(Required work): Copy every line that mentions the word "Sphericity".
BEGIN Stored data
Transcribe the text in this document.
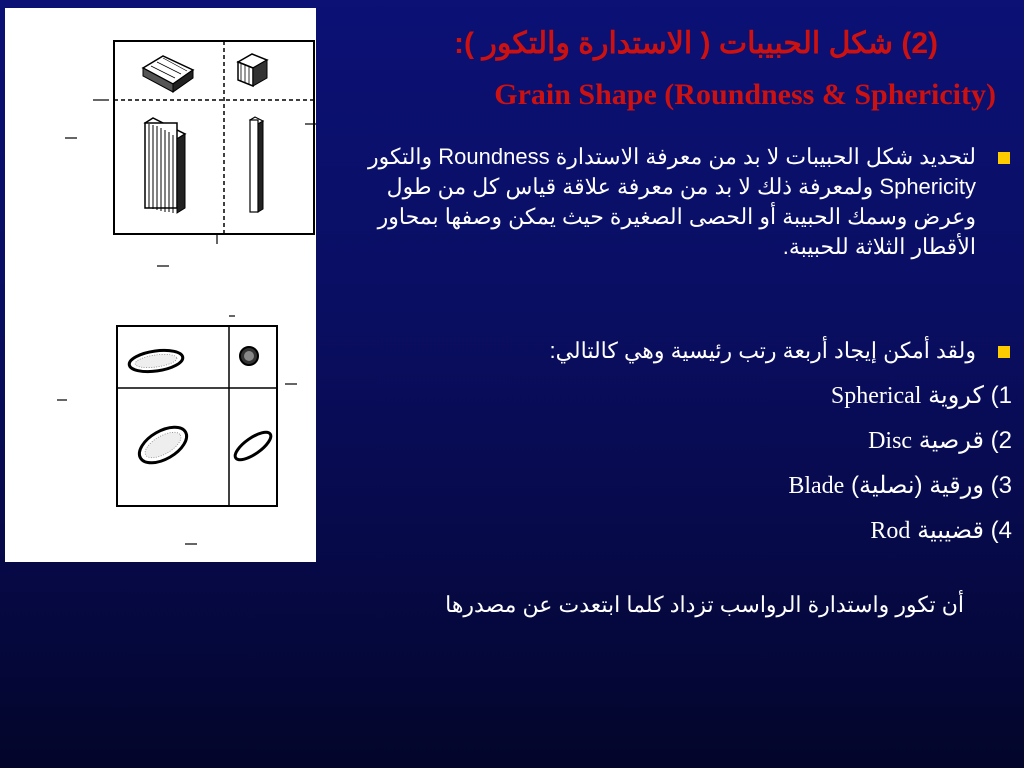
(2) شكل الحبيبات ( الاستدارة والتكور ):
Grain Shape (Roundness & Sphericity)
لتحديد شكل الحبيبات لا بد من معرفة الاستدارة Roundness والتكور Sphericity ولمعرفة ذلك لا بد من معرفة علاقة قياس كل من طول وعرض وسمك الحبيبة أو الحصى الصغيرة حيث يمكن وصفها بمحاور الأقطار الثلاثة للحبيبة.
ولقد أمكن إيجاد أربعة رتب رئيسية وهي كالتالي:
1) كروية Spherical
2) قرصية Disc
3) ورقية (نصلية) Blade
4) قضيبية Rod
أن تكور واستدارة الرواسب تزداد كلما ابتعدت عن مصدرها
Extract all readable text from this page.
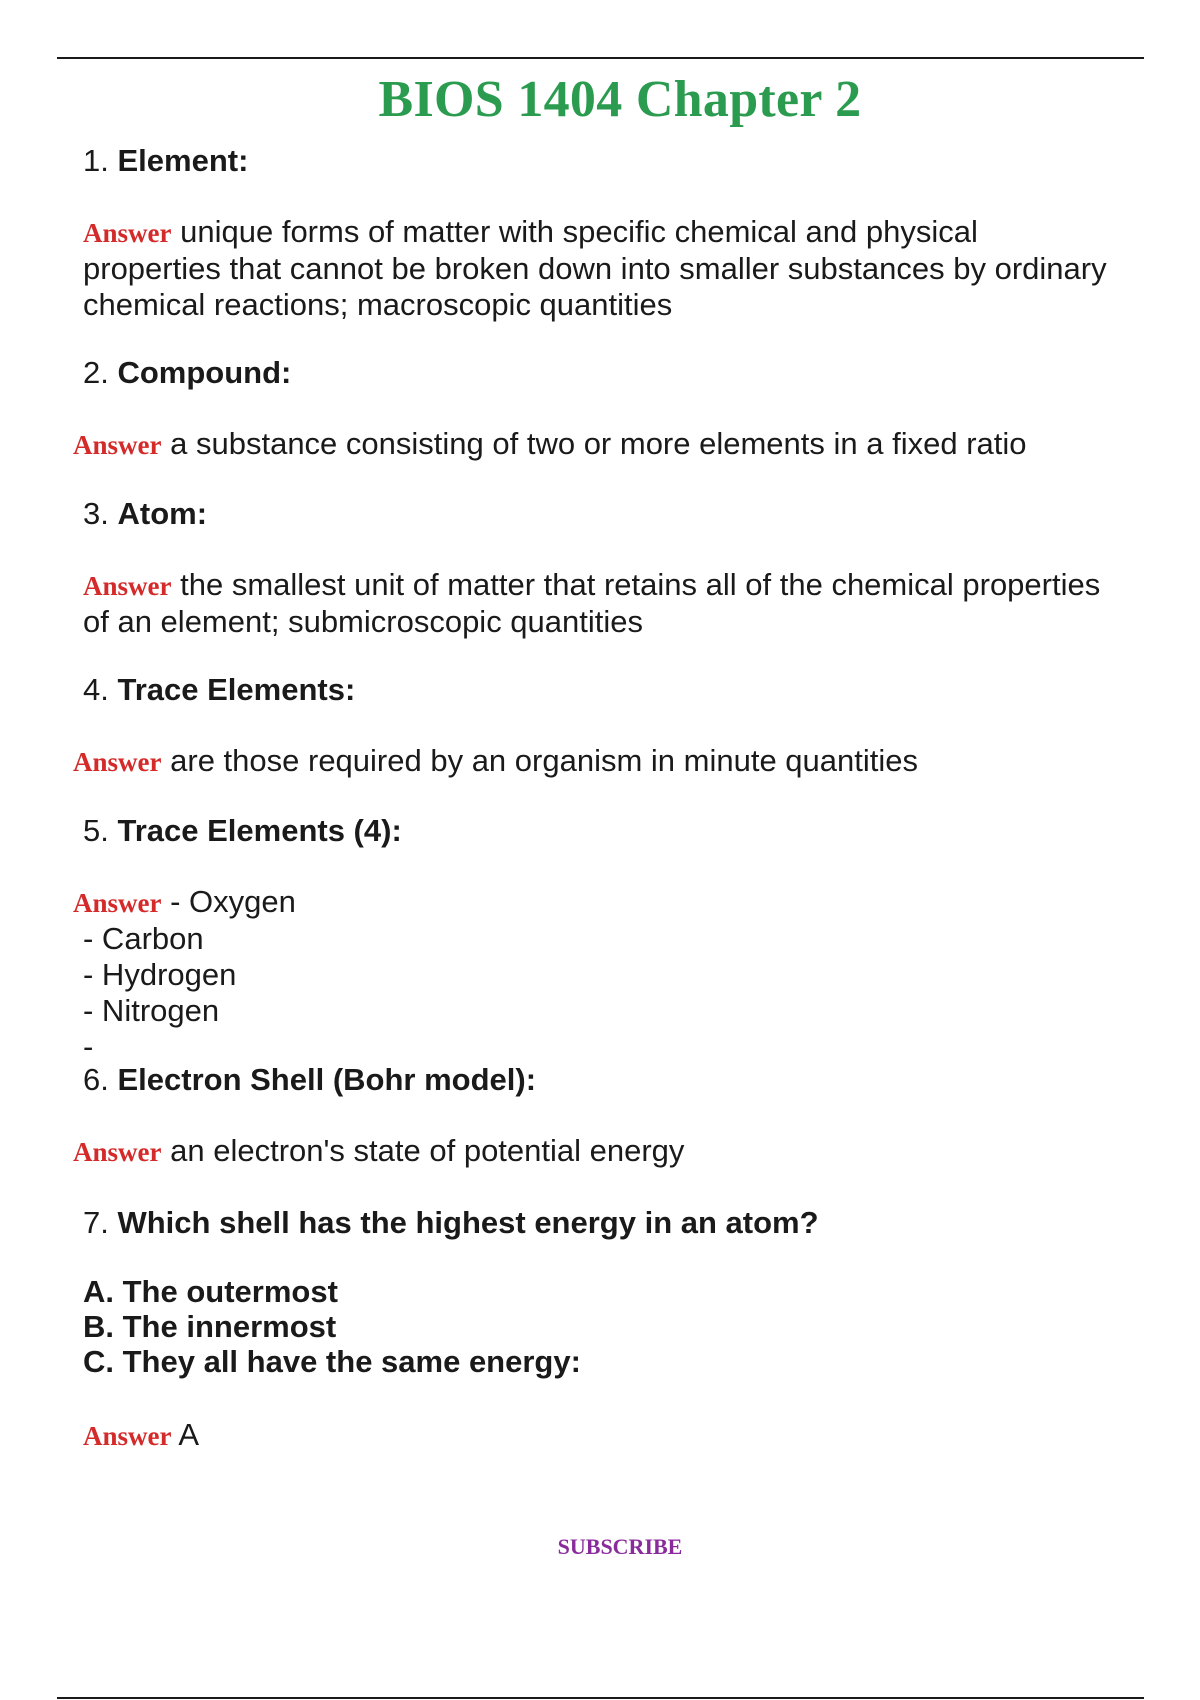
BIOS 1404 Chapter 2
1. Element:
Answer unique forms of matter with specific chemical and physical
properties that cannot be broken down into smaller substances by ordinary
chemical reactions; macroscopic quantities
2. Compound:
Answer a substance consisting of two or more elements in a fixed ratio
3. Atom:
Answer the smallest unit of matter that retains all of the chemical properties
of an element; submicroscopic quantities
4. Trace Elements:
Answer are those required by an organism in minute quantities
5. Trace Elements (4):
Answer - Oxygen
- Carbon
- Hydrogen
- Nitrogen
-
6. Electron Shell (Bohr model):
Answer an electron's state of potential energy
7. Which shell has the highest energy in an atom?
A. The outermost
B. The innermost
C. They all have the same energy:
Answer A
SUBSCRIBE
END Stored data
(Output below):
Grain Shape (Roundness & Sphericity)
لتحديد شكل الحبيبات لا بد من معرفة الاستدارة Roundness والتكور Sphericity ولمعرفة ذلك لا بد من معرفة علاقة قياس كل من طول وعرض وسمك الحبيبة أو الحصى الصغيرة حيث يمكن وصفها بمحاور الأقطار الثلاثة للحبيبة.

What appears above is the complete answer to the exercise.